What is required — Type out the complete listing below word for word, without its pictures.

Data records —

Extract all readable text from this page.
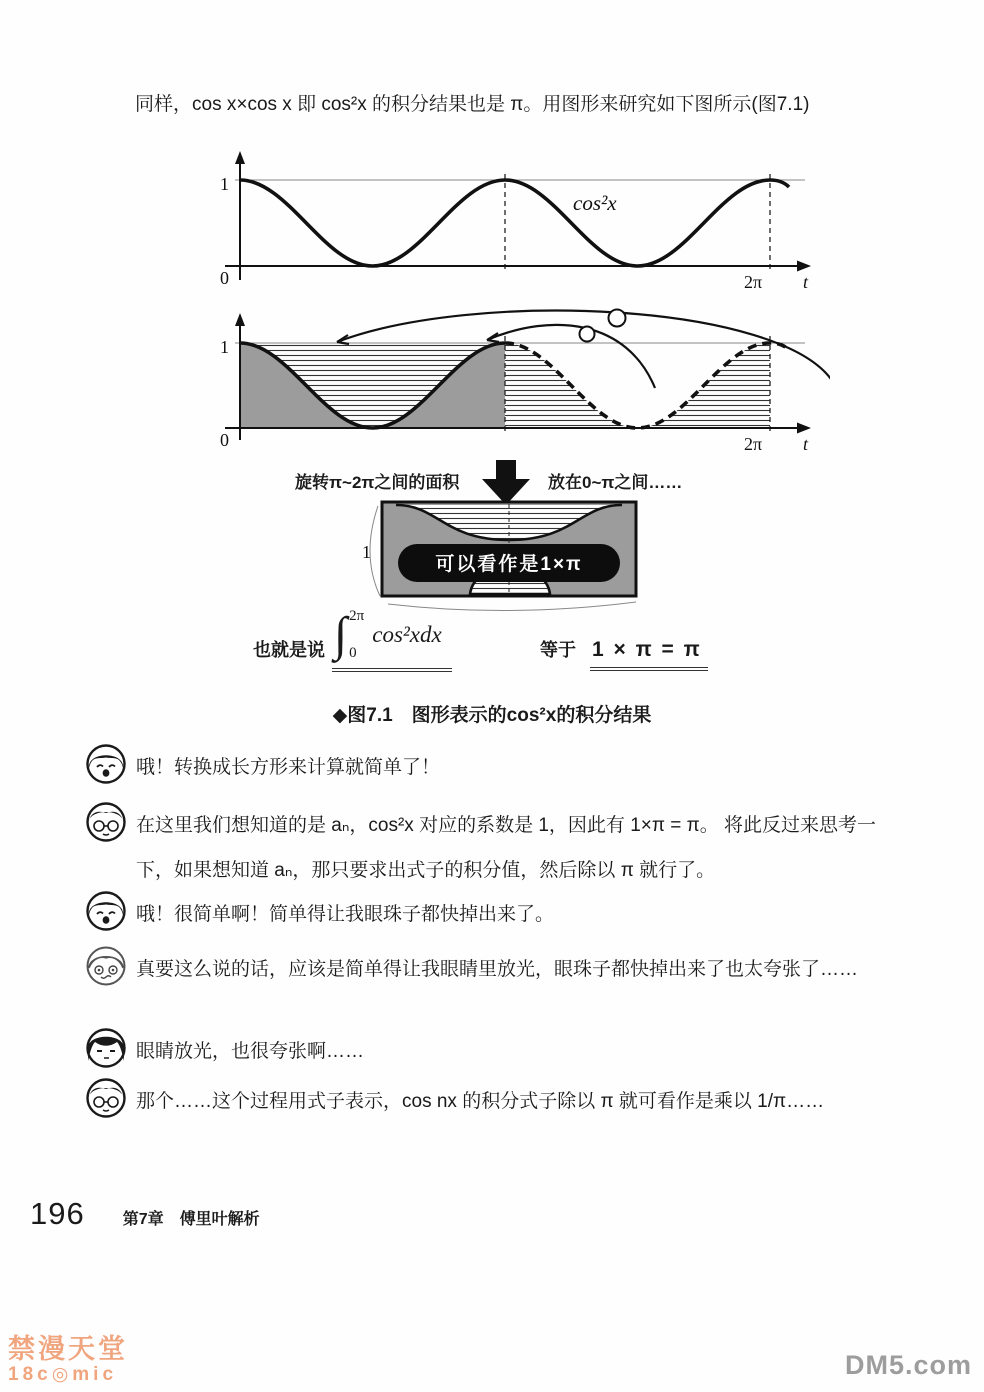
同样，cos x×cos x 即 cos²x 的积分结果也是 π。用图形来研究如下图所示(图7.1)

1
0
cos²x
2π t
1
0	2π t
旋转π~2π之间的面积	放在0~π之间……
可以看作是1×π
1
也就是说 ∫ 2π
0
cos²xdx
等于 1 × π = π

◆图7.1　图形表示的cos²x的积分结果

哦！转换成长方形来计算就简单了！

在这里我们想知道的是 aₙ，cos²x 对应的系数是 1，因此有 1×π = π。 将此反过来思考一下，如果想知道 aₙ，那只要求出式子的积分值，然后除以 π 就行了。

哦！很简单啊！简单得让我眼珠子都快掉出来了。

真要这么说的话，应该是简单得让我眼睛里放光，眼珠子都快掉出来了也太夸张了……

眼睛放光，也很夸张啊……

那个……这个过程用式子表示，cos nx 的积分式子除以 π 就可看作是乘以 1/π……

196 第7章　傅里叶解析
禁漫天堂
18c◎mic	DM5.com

Result for this task —
Extract all readable text from this page.
同样，cos x×cos x 即 cos²x 的积分结果也是 π。用图形来研究如下图所示(图7.1)

1
0
cos²x
2π t
1
0	2π t
旋转π~2π之间的面积	放在0~π之间……
可以看作是1×π
1
也就是说 ∫ 2π
0
cos²xdx
等于 1 × π = π

◆图7.1　图形表示的cos²x的积分结果

哦！转换成长方形来计算就简单了！

在这里我们想知道的是 aₙ，cos²x 对应的系数是 1，因此有 1×π = π。 将此反过来思考一下，如果想知道 aₙ，那只要求出式子的积分值，然后除以 π 就行了。

哦！很简单啊！简单得让我眼珠子都快掉出来了。

真要这么说的话，应该是简单得让我眼睛里放光，眼珠子都快掉出来了也太夸张了……

眼睛放光，也很夸张啊……

那个……这个过程用式子表示，cos nx 的积分式子除以 π 就可看作是乘以 1/π……

196 第7章　傅里叶解析
禁漫天堂
18c◎mic	DM5.com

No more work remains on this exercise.